Short problem:
State the number of lines below in which the word "SDTVAR" appears. Nothing else belongs in the answer.

Exercise material:
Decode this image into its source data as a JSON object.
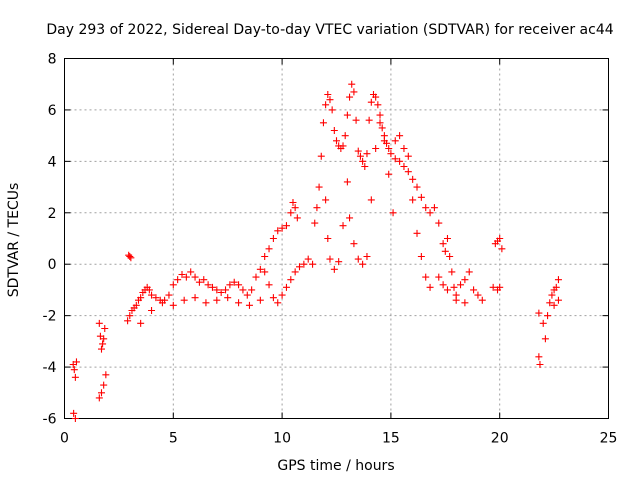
{
  "chart_data": {
    "type": "scatter",
    "title": "Day 293 of 2022, Sidereal Day-to-day VTEC variation (SDTVAR) for receiver ac44",
    "xlabel": "GPS time / hours",
    "ylabel": "SDTVAR / TECUs",
    "xlim": [
      0,
      25
    ],
    "ylim": [
      -6,
      8
    ],
    "xticks": [
      0,
      5,
      10,
      15,
      20,
      25
    ],
    "yticks": [
      -6,
      -4,
      -2,
      0,
      2,
      4,
      6,
      8
    ],
    "grid": true,
    "marker": "+",
    "series": [
      {
        "name": "SDTVAR",
        "color": "#ff0000",
        "points": [
          [
            0.4,
            -3.9
          ],
          [
            0.45,
            -4.1
          ],
          [
            0.5,
            -4.4
          ],
          [
            0.55,
            -3.8
          ],
          [
            0.42,
            -5.8
          ],
          [
            0.5,
            -6.0
          ],
          [
            1.6,
            -2.3
          ],
          [
            1.65,
            -2.8
          ],
          [
            1.7,
            -3.3
          ],
          [
            1.75,
            -3.1
          ],
          [
            1.8,
            -2.9
          ],
          [
            1.85,
            -2.5
          ],
          [
            1.6,
            -5.2
          ],
          [
            1.7,
            -5.0
          ],
          [
            1.8,
            -4.7
          ],
          [
            1.9,
            -4.3
          ],
          [
            2.95,
            0.35
          ],
          [
            3.0,
            0.3
          ],
          [
            3.05,
            0.25
          ],
          [
            2.9,
            -2.2
          ],
          [
            3.0,
            -2.0
          ],
          [
            3.1,
            -1.8
          ],
          [
            3.2,
            -1.7
          ],
          [
            3.3,
            -1.6
          ],
          [
            3.4,
            -1.4
          ],
          [
            3.5,
            -1.3
          ],
          [
            3.6,
            -1.1
          ],
          [
            3.7,
            -1.0
          ],
          [
            3.8,
            -0.9
          ],
          [
            3.9,
            -1.0
          ],
          [
            4.0,
            -1.2
          ],
          [
            4.2,
            -1.3
          ],
          [
            4.4,
            -1.4
          ],
          [
            4.6,
            -1.4
          ],
          [
            4.8,
            -1.2
          ],
          [
            5.0,
            -0.8
          ],
          [
            5.2,
            -0.6
          ],
          [
            5.4,
            -0.4
          ],
          [
            5.6,
            -0.5
          ],
          [
            5.8,
            -0.3
          ],
          [
            6.0,
            -0.5
          ],
          [
            6.2,
            -0.7
          ],
          [
            6.4,
            -0.6
          ],
          [
            6.6,
            -0.8
          ],
          [
            6.8,
            -0.9
          ],
          [
            7.0,
            -1.0
          ],
          [
            7.2,
            -1.1
          ],
          [
            7.4,
            -1.0
          ],
          [
            7.6,
            -0.8
          ],
          [
            7.8,
            -0.7
          ],
          [
            8.0,
            -0.8
          ],
          [
            8.2,
            -1.0
          ],
          [
            8.4,
            -1.2
          ],
          [
            8.6,
            -1.0
          ],
          [
            8.8,
            -0.5
          ],
          [
            9.0,
            -0.2
          ],
          [
            9.2,
            -0.3
          ],
          [
            9.4,
            -0.8
          ],
          [
            9.6,
            -1.3
          ],
          [
            9.8,
            -1.5
          ],
          [
            10.0,
            -1.2
          ],
          [
            10.2,
            -0.9
          ],
          [
            10.4,
            -0.6
          ],
          [
            10.6,
            -0.3
          ],
          [
            10.8,
            -0.1
          ],
          [
            11.0,
            0.0
          ],
          [
            11.2,
            0.2
          ],
          [
            11.4,
            0.0
          ],
          [
            3.5,
            -2.3
          ],
          [
            4.0,
            -1.8
          ],
          [
            4.5,
            -1.5
          ],
          [
            5.0,
            -1.6
          ],
          [
            5.5,
            -1.4
          ],
          [
            6.0,
            -1.3
          ],
          [
            6.5,
            -1.5
          ],
          [
            7.0,
            -1.4
          ],
          [
            7.5,
            -1.3
          ],
          [
            8.0,
            -1.5
          ],
          [
            8.5,
            -1.6
          ],
          [
            9.0,
            -1.4
          ],
          [
            9.2,
            0.3
          ],
          [
            9.4,
            0.6
          ],
          [
            9.6,
            1.0
          ],
          [
            9.8,
            1.3
          ],
          [
            10.0,
            1.4
          ],
          [
            10.2,
            1.5
          ],
          [
            10.4,
            2.0
          ],
          [
            10.5,
            2.4
          ],
          [
            10.6,
            2.2
          ],
          [
            10.7,
            1.8
          ],
          [
            11.5,
            1.6
          ],
          [
            11.6,
            2.2
          ],
          [
            11.7,
            3.0
          ],
          [
            11.8,
            4.2
          ],
          [
            11.9,
            5.5
          ],
          [
            12.0,
            6.2
          ],
          [
            12.1,
            6.6
          ],
          [
            12.2,
            6.4
          ],
          [
            12.3,
            6.0
          ],
          [
            12.4,
            5.2
          ],
          [
            12.5,
            4.8
          ],
          [
            12.6,
            4.6
          ],
          [
            12.7,
            4.5
          ],
          [
            12.8,
            4.6
          ],
          [
            12.9,
            5.0
          ],
          [
            13.0,
            5.8
          ],
          [
            13.1,
            6.5
          ],
          [
            13.2,
            7.0
          ],
          [
            13.3,
            6.7
          ],
          [
            13.4,
            5.6
          ],
          [
            13.5,
            4.4
          ],
          [
            13.6,
            4.2
          ],
          [
            13.7,
            4.0
          ],
          [
            13.8,
            3.8
          ],
          [
            13.9,
            4.3
          ],
          [
            14.0,
            5.6
          ],
          [
            14.1,
            6.3
          ],
          [
            14.2,
            6.6
          ],
          [
            14.3,
            6.5
          ],
          [
            14.4,
            6.2
          ],
          [
            14.5,
            5.8
          ],
          [
            14.6,
            5.3
          ],
          [
            14.7,
            5.0
          ],
          [
            14.8,
            4.7
          ],
          [
            14.9,
            4.5
          ],
          [
            15.0,
            4.3
          ],
          [
            15.2,
            4.1
          ],
          [
            15.4,
            4.0
          ],
          [
            15.6,
            3.8
          ],
          [
            15.8,
            3.6
          ],
          [
            16.0,
            3.3
          ],
          [
            16.2,
            3.0
          ],
          [
            16.4,
            2.6
          ],
          [
            16.6,
            2.2
          ],
          [
            16.8,
            2.0
          ],
          [
            17.0,
            2.2
          ],
          [
            17.2,
            1.6
          ],
          [
            17.4,
            0.8
          ],
          [
            12.0,
            2.5
          ],
          [
            12.1,
            1.0
          ],
          [
            12.2,
            0.2
          ],
          [
            12.4,
            -0.2
          ],
          [
            12.6,
            0.1
          ],
          [
            12.8,
            1.5
          ],
          [
            13.0,
            3.2
          ],
          [
            13.1,
            1.8
          ],
          [
            13.3,
            0.8
          ],
          [
            13.5,
            0.2
          ],
          [
            13.7,
            0.0
          ],
          [
            13.9,
            0.3
          ],
          [
            14.1,
            2.5
          ],
          [
            14.3,
            4.5
          ],
          [
            14.5,
            5.5
          ],
          [
            14.7,
            4.8
          ],
          [
            14.9,
            3.5
          ],
          [
            15.1,
            2.0
          ],
          [
            15.2,
            4.8
          ],
          [
            15.4,
            5.0
          ],
          [
            15.6,
            4.5
          ],
          [
            15.8,
            4.2
          ],
          [
            16.0,
            2.5
          ],
          [
            16.2,
            1.2
          ],
          [
            16.4,
            0.3
          ],
          [
            16.6,
            -0.5
          ],
          [
            16.8,
            -0.9
          ],
          [
            17.5,
            0.5
          ],
          [
            17.6,
            1.0
          ],
          [
            17.7,
            0.3
          ],
          [
            17.8,
            -0.3
          ],
          [
            17.9,
            -0.9
          ],
          [
            18.0,
            -1.2
          ],
          [
            18.2,
            -0.8
          ],
          [
            18.4,
            -0.6
          ],
          [
            18.6,
            -0.3
          ],
          [
            18.8,
            -1.0
          ],
          [
            19.0,
            -1.2
          ],
          [
            19.2,
            -1.4
          ],
          [
            17.2,
            -0.5
          ],
          [
            17.4,
            -0.8
          ],
          [
            17.6,
            -1.0
          ],
          [
            18.0,
            -1.4
          ],
          [
            18.4,
            -1.5
          ],
          [
            19.8,
            0.8
          ],
          [
            19.9,
            0.9
          ],
          [
            20.0,
            1.0
          ],
          [
            20.1,
            0.6
          ],
          [
            19.7,
            -0.9
          ],
          [
            19.9,
            -1.0
          ],
          [
            20.0,
            -0.9
          ],
          [
            21.8,
            -3.6
          ],
          [
            21.85,
            -3.9
          ],
          [
            21.8,
            -1.9
          ],
          [
            22.0,
            -2.3
          ],
          [
            22.1,
            -2.9
          ],
          [
            22.2,
            -2.0
          ],
          [
            22.3,
            -1.5
          ],
          [
            22.4,
            -1.2
          ],
          [
            22.5,
            -1.0
          ],
          [
            22.6,
            -0.9
          ],
          [
            22.7,
            -0.6
          ],
          [
            22.5,
            -1.6
          ],
          [
            22.7,
            -1.4
          ]
        ]
      }
    ]
  }
}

Answer below:
3